# LISTING
++++++++

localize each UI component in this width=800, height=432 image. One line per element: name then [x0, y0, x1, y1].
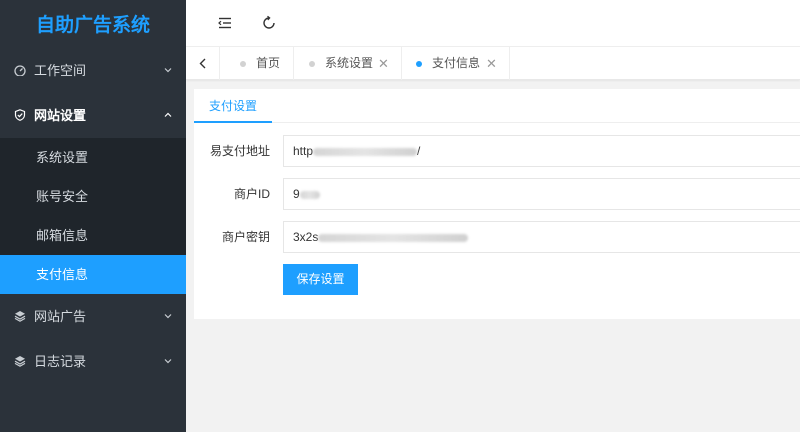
submenu-site-settings: 系统设置 账号安全 邮箱信息 支付信息: [0, 138, 186, 294]
chevron-down-icon: [164, 68, 172, 73]
app-logo: 自助广告系统: [0, 0, 186, 48]
chevron-up-icon: [164, 112, 172, 117]
sidebar-item-label: 工作空间: [34, 63, 87, 78]
tab-label: 首页: [256, 56, 281, 70]
layers-icon: [14, 311, 26, 322]
sidebar: 自助广告系统 工作空间 网站设置 系统设置 账号安全 邮箱信息 支付信息 网站广…: [0, 0, 186, 432]
close-icon[interactable]: ✕: [486, 47, 497, 80]
pay-url-input[interactable]: http /: [283, 135, 800, 167]
redacted-value: [313, 147, 418, 156]
top-header: [186, 0, 800, 47]
sidebar-item-site-settings[interactable]: 网站设置: [0, 93, 186, 138]
tab-label: 支付信息: [432, 56, 481, 70]
form-row-merchant-id: 商户ID 9: [194, 178, 800, 210]
tab-status-dot: [240, 61, 246, 67]
page-tabs: 首页 系统设置 ✕ 支付信息 ✕: [186, 47, 800, 80]
field-value-prefix: 3x2s: [293, 230, 319, 244]
chevron-left-icon: [199, 58, 206, 69]
sidebar-item-workspace[interactable]: 工作空间: [0, 48, 186, 93]
tab-payment-settings[interactable]: 支付设置: [194, 89, 272, 123]
save-button[interactable]: 保存设置: [283, 264, 358, 295]
tab-status-dot: [309, 61, 315, 67]
sidebar-item-label: 网站广告: [34, 309, 87, 324]
panel-tab-bar: 支付设置: [194, 89, 800, 123]
tabs-prev-button[interactable]: [186, 47, 220, 80]
sidebar-item-label: 日志记录: [34, 354, 87, 369]
payment-settings-panel: 支付设置 易支付地址 http / 商户ID 9 商户密钥 3x2s 保存设置: [194, 89, 800, 319]
redacted-value: [318, 233, 469, 242]
sidebar-item-label: 网站设置: [34, 108, 87, 123]
form-row-merchant-key: 商户密钥 3x2s: [194, 221, 800, 253]
sidebar-item-email-info[interactable]: 邮箱信息: [0, 216, 186, 255]
field-value-prefix: http: [293, 144, 314, 158]
sidebar-item-system-settings[interactable]: 系统设置: [0, 138, 186, 177]
field-label: 易支付地址: [209, 144, 270, 158]
sidebar-item-payment-info[interactable]: 支付信息: [0, 255, 186, 294]
chevron-down-icon: [164, 314, 172, 319]
close-icon[interactable]: ✕: [378, 47, 389, 80]
menu-fold-icon[interactable]: [216, 14, 234, 32]
dashboard-icon: [14, 65, 26, 76]
tab-label: 系统设置: [325, 56, 374, 70]
field-value-prefix: 9: [293, 187, 300, 201]
sidebar-item-account-security[interactable]: 账号安全: [0, 177, 186, 216]
chevron-down-icon: [164, 359, 172, 364]
tab-home[interactable]: 首页: [220, 47, 294, 80]
merchant-id-input[interactable]: 9: [283, 178, 800, 210]
field-label: 商户ID: [233, 187, 270, 201]
tab-status-dot: [416, 61, 422, 67]
shield-check-icon: [14, 109, 26, 121]
redacted-value: [299, 190, 320, 199]
layers-icon: [14, 356, 26, 367]
merchant-key-input[interactable]: 3x2s: [283, 221, 800, 253]
tab-payment-info[interactable]: 支付信息 ✕: [402, 47, 510, 80]
sidebar-item-logs[interactable]: 日志记录: [0, 339, 186, 384]
sidebar-item-site-ads[interactable]: 网站广告: [0, 294, 186, 339]
field-label: 商户密钥: [221, 230, 270, 244]
field-value-suffix: /: [417, 144, 421, 158]
refresh-icon[interactable]: [260, 14, 278, 32]
form-row-pay-url: 易支付地址 http /: [194, 135, 800, 167]
tab-system-settings[interactable]: 系统设置 ✕: [294, 47, 402, 80]
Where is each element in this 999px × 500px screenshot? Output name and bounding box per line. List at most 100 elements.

++++++++

# TASK TO CARRY OUT
Quote all of the entries above word for word, omitting the pictures.

# COMPLETE RESPONSE
localize each UI component in this width=800, height=432 image. One line per element: name then [x0, y0, x1, y1].
submenu-site-settings: 系统设置 账号安全 邮箱信息 支付信息: [0, 138, 186, 294]
chevron-down-icon: [164, 68, 172, 73]
app-logo: 自助广告系统: [0, 0, 186, 48]
chevron-up-icon: [164, 112, 172, 117]
sidebar-item-label: 工作空间: [34, 63, 87, 78]
tab-label: 首页: [256, 56, 281, 70]
layers-icon: [14, 311, 26, 322]
sidebar: 自助广告系统 工作空间 网站设置 系统设置 账号安全 邮箱信息 支付信息 网站广…: [0, 0, 186, 432]
close-icon[interactable]: ✕: [486, 47, 497, 80]
pay-url-input[interactable]: http /: [283, 135, 800, 167]
redacted-value: [313, 147, 418, 156]
top-header: [186, 0, 800, 47]
sidebar-item-site-settings[interactable]: 网站设置: [0, 93, 186, 138]
tab-label: 支付信息: [432, 56, 481, 70]
form-row-merchant-id: 商户ID 9: [194, 178, 800, 210]
tab-status-dot: [240, 61, 246, 67]
page-tabs: 首页 系统设置 ✕ 支付信息 ✕: [186, 47, 800, 80]
field-value-prefix: 3x2s: [293, 230, 319, 244]
chevron-left-icon: [199, 58, 206, 69]
sidebar-item-workspace[interactable]: 工作空间: [0, 48, 186, 93]
tab-payment-settings[interactable]: 支付设置: [194, 89, 272, 123]
save-button[interactable]: 保存设置: [283, 264, 358, 295]
tab-status-dot: [309, 61, 315, 67]
sidebar-item-label: 网站广告: [34, 309, 87, 324]
panel-tab-bar: 支付设置: [194, 89, 800, 123]
tabs-prev-button[interactable]: [186, 47, 220, 80]
sidebar-item-label: 日志记录: [34, 354, 87, 369]
payment-settings-panel: 支付设置 易支付地址 http / 商户ID 9 商户密钥 3x2s 保存设置: [194, 89, 800, 319]
redacted-value: [318, 233, 469, 242]
sidebar-item-label: 网站设置: [34, 108, 87, 123]
form-row-merchant-key: 商户密钥 3x2s: [194, 221, 800, 253]
sidebar-item-email-info[interactable]: 邮箱信息: [0, 216, 186, 255]
field-value-prefix: http: [293, 144, 314, 158]
sidebar-item-system-settings[interactable]: 系统设置: [0, 138, 186, 177]
field-label: 易支付地址: [209, 144, 270, 158]
sidebar-item-payment-info[interactable]: 支付信息: [0, 255, 186, 294]
chevron-down-icon: [164, 314, 172, 319]
close-icon[interactable]: ✕: [378, 47, 389, 80]
menu-fold-icon[interactable]: [216, 14, 234, 32]
dashboard-icon: [14, 65, 26, 76]
tab-label: 系统设置: [325, 56, 374, 70]
field-value-prefix: 9: [293, 187, 300, 201]
sidebar-item-account-security[interactable]: 账号安全: [0, 177, 186, 216]
chevron-down-icon: [164, 359, 172, 364]
tab-home[interactable]: 首页: [220, 47, 294, 80]
merchant-id-input[interactable]: 9: [283, 178, 800, 210]
field-label: 商户ID: [233, 187, 270, 201]
tab-status-dot: [416, 61, 422, 67]
shield-check-icon: [14, 109, 26, 121]
redacted-value: [299, 190, 320, 199]
layers-icon: [14, 356, 26, 367]
merchant-key-input[interactable]: 3x2s: [283, 221, 800, 253]
tab-payment-info[interactable]: 支付信息 ✕: [402, 47, 510, 80]
sidebar-item-logs[interactable]: 日志记录: [0, 339, 186, 384]
sidebar-item-site-ads[interactable]: 网站广告: [0, 294, 186, 339]
field-label: 商户密钥: [221, 230, 270, 244]
field-value-suffix: /: [417, 144, 421, 158]
refresh-icon[interactable]: [260, 14, 278, 32]
form-row-pay-url: 易支付地址 http /: [194, 135, 800, 167]
tab-system-settings[interactable]: 系统设置 ✕: [294, 47, 402, 80]
Where is each element in this 999px × 500px screenshot? Output name and bounding box per line. List at most 100 elements.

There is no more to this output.